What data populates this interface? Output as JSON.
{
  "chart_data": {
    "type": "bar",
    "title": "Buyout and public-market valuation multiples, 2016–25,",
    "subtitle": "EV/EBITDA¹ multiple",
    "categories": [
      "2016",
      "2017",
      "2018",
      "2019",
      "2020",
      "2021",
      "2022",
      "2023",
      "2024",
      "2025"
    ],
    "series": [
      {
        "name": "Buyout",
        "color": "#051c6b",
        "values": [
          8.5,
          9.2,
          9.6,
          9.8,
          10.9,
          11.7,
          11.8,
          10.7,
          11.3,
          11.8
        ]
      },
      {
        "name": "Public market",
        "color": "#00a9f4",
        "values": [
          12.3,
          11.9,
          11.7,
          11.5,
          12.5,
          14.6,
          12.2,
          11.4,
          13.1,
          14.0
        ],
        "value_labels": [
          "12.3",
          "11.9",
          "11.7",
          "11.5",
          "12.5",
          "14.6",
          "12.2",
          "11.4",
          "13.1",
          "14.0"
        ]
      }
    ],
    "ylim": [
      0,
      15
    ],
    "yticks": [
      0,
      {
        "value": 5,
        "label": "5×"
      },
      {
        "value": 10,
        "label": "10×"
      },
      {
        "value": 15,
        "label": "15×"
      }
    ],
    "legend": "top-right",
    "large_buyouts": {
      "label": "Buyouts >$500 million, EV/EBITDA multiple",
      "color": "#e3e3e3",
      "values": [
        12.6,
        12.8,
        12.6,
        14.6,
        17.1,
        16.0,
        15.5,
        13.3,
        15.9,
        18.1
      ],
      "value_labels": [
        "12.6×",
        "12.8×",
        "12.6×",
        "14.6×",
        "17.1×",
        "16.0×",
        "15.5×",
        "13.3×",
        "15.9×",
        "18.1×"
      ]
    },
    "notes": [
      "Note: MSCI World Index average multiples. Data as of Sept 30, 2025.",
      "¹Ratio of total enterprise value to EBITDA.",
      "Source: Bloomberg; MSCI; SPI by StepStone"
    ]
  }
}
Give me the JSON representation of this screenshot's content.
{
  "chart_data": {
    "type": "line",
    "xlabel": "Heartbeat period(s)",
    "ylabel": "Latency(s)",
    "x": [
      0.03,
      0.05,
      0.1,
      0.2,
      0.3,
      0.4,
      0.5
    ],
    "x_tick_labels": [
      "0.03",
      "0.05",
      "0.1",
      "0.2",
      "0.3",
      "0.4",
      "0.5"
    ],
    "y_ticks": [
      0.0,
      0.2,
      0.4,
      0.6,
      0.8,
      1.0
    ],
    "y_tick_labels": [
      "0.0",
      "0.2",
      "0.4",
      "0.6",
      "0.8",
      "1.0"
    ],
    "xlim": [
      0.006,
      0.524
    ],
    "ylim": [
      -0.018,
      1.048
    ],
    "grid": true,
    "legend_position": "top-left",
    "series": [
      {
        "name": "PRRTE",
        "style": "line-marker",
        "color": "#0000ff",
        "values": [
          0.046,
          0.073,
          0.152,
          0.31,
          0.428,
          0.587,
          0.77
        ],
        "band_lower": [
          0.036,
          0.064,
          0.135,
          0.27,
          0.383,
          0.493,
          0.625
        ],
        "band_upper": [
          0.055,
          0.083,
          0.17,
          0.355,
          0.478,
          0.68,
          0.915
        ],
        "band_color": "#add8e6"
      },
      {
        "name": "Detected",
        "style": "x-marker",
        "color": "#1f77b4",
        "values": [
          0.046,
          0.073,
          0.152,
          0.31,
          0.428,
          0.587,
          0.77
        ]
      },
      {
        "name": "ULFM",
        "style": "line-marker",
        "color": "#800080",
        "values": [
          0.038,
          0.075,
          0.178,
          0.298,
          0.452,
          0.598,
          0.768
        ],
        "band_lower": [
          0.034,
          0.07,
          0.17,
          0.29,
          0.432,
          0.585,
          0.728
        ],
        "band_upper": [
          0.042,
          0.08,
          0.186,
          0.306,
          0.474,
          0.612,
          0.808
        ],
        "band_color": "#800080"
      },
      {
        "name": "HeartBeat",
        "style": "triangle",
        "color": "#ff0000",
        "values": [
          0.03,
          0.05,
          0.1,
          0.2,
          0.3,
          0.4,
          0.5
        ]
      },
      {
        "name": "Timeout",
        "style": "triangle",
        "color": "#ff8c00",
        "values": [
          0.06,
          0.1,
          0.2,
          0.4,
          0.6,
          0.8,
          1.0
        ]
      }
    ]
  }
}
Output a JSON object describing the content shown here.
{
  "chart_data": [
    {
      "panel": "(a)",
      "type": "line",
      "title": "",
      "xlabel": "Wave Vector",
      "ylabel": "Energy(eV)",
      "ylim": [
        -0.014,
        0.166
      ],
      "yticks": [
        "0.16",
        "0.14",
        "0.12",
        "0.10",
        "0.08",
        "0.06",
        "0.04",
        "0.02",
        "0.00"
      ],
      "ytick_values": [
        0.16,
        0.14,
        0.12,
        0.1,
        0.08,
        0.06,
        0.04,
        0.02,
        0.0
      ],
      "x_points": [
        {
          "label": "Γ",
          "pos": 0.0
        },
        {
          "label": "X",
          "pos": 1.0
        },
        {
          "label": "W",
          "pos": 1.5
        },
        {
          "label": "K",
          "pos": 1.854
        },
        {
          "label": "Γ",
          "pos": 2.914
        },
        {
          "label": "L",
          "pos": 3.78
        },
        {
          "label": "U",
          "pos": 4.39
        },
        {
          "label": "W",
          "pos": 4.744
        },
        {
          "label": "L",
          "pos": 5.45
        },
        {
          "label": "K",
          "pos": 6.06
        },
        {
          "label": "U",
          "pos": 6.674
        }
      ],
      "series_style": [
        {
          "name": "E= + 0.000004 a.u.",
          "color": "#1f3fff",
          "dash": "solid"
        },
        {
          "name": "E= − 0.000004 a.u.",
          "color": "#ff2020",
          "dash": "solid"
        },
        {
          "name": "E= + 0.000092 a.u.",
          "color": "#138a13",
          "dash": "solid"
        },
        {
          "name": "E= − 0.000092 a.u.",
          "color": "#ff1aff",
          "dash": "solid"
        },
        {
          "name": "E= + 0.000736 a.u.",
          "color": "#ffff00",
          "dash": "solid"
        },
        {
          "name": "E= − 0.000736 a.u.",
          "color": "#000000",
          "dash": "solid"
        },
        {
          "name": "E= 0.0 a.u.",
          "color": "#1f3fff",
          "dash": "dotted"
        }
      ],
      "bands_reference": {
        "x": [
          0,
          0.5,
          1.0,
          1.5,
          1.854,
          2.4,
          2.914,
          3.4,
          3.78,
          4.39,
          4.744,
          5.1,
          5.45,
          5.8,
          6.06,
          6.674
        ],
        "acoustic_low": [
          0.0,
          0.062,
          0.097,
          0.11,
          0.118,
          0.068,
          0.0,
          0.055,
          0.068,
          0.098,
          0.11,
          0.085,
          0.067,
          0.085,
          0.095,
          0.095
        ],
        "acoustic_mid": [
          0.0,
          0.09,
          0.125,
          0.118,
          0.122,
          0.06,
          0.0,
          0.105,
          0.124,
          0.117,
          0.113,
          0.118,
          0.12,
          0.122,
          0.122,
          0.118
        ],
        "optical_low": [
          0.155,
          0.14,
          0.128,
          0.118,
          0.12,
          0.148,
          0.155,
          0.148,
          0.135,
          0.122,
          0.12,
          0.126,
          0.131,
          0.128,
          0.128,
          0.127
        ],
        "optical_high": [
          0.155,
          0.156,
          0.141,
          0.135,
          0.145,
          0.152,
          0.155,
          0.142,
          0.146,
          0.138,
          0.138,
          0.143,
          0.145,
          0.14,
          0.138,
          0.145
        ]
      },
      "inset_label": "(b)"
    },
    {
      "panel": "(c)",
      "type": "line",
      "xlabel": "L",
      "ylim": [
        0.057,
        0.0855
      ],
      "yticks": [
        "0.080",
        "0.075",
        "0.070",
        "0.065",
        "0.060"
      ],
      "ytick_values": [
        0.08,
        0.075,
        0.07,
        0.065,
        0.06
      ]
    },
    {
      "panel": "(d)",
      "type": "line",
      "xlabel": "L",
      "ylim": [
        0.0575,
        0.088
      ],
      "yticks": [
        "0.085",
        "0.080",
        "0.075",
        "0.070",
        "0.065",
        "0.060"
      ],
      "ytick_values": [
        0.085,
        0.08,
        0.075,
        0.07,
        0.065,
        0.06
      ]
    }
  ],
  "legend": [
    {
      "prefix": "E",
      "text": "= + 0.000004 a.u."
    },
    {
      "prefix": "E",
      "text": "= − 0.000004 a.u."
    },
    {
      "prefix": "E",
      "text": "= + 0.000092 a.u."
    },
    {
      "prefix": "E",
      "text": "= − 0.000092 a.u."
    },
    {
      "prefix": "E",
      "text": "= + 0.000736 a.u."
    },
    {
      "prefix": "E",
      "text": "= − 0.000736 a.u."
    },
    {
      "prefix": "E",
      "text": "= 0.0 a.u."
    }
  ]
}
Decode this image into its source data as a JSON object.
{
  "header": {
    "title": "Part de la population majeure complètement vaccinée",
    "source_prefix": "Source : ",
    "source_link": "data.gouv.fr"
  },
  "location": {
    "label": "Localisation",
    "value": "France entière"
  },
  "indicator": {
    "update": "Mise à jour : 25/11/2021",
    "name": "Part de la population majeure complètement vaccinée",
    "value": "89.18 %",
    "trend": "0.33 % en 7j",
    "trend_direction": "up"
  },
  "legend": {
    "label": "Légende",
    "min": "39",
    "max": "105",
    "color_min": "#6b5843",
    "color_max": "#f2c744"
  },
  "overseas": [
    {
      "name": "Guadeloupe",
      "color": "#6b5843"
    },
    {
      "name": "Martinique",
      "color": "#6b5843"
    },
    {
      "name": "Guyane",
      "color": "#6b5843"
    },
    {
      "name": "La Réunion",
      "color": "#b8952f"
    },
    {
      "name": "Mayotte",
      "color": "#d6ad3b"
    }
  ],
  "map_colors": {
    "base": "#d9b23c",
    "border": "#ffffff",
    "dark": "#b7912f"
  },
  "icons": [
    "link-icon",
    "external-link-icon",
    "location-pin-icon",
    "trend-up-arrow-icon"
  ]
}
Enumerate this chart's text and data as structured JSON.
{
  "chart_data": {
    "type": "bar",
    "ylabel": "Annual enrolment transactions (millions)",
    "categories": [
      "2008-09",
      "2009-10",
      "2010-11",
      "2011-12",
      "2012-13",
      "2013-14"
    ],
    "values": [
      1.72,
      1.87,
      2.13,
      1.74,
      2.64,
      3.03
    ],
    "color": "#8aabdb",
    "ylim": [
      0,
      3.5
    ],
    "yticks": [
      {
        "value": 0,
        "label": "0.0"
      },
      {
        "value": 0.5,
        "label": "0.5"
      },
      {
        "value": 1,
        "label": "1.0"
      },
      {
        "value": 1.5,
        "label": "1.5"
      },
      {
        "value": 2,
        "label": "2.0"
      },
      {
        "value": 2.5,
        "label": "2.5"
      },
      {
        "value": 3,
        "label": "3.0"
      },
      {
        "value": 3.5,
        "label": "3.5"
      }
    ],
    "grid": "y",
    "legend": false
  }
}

* * *

TO DO -> Look through the records and gather each line with the word "xlabel".

THE COMPLETED TASK ->
    "xlabel": "Heartbeat period(s)",
      "xlabel": "Wave Vector",
      "xlabel": "L",
      "xlabel": "L",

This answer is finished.